### DATA SUPPLIED ###

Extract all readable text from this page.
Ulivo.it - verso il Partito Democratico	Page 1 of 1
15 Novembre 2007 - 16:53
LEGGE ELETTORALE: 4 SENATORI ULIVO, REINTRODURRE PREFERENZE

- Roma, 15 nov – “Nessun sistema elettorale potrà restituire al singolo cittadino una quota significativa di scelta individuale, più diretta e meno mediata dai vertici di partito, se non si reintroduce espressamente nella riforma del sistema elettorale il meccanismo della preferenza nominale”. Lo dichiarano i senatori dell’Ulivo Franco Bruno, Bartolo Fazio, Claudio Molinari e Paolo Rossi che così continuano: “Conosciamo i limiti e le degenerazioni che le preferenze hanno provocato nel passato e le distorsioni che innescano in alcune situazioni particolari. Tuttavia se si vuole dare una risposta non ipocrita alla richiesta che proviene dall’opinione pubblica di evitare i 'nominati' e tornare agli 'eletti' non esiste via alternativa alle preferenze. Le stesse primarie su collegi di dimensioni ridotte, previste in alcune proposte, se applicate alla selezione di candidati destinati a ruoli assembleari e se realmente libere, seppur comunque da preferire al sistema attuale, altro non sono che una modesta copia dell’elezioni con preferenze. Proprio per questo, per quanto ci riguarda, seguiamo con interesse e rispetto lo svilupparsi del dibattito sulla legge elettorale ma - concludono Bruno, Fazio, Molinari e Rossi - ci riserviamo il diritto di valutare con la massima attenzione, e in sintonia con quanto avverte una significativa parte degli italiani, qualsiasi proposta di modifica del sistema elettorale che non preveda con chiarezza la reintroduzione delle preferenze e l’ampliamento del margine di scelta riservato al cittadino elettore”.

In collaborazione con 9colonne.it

###

Exactly as they are written, print the entries again.

Extract all readable text from this page.
Ulivo.it - verso il Partito Democratico	Page 1 of 1
15 Novembre 2007 - 16:53
LEGGE ELETTORALE: 4 SENATORI ULIVO, REINTRODURRE PREFERENZE

- Roma, 15 nov – “Nessun sistema elettorale potrà restituire al singolo cittadino una quota significativa di scelta individuale, più diretta e meno mediata dai vertici di partito, se non si reintroduce espressamente nella riforma del sistema elettorale il meccanismo della preferenza nominale”. Lo dichiarano i senatori dell’Ulivo Franco Bruno, Bartolo Fazio, Claudio Molinari e Paolo Rossi che così continuano: “Conosciamo i limiti e le degenerazioni che le preferenze hanno provocato nel passato e le distorsioni che innescano in alcune situazioni particolari. Tuttavia se si vuole dare una risposta non ipocrita alla richiesta che proviene dall’opinione pubblica di evitare i 'nominati' e tornare agli 'eletti' non esiste via alternativa alle preferenze. Le stesse primarie su collegi di dimensioni ridotte, previste in alcune proposte, se applicate alla selezione di candidati destinati a ruoli assembleari e se realmente libere, seppur comunque da preferire al sistema attuale, altro non sono che una modesta copia dell’elezioni con preferenze. Proprio per questo, per quanto ci riguarda, seguiamo con interesse e rispetto lo svilupparsi del dibattito sulla legge elettorale ma - concludono Bruno, Fazio, Molinari e Rossi - ci riserviamo il diritto di valutare con la massima attenzione, e in sintonia con quanto avverte una significativa parte degli italiani, qualsiasi proposta di modifica del sistema elettorale che non preveda con chiarezza la reintroduzione delle preferenze e l’ampliamento del margine di scelta riservato al cittadino elettore”.

In collaborazione con 9colonne.it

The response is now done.